▶ _TASK STATEMENT_:
Look below. Copy each line that has "title" in it.

▶ _EXTRACTED RECORDS_:

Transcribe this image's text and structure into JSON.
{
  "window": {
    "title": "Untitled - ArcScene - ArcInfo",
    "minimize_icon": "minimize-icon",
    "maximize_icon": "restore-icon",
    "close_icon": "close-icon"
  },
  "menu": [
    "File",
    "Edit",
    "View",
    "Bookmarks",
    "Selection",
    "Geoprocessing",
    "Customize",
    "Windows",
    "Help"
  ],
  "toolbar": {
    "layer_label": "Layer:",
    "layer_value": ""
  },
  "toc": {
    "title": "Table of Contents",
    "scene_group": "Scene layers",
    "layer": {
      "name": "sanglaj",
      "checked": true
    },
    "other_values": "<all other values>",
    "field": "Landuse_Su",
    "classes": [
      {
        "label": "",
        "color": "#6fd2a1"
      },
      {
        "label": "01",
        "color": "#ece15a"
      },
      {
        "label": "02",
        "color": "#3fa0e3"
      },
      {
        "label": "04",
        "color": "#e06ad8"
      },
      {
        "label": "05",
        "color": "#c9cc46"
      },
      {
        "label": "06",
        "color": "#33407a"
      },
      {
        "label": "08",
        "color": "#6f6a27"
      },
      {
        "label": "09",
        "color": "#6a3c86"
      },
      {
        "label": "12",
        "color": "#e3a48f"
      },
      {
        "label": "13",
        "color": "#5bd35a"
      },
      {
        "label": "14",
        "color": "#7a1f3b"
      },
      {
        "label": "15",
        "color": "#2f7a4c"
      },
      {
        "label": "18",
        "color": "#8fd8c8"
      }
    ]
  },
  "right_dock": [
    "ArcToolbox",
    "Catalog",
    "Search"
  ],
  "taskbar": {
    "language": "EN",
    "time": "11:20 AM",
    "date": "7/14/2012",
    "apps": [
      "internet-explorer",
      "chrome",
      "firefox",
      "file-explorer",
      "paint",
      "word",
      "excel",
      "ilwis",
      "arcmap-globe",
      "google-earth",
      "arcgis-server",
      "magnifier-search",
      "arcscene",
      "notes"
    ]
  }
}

▶ _EXERCISE SOLUTION_:
    "title": "Untitled - ArcScene - ArcInfo",
    "title": "Table of Contents",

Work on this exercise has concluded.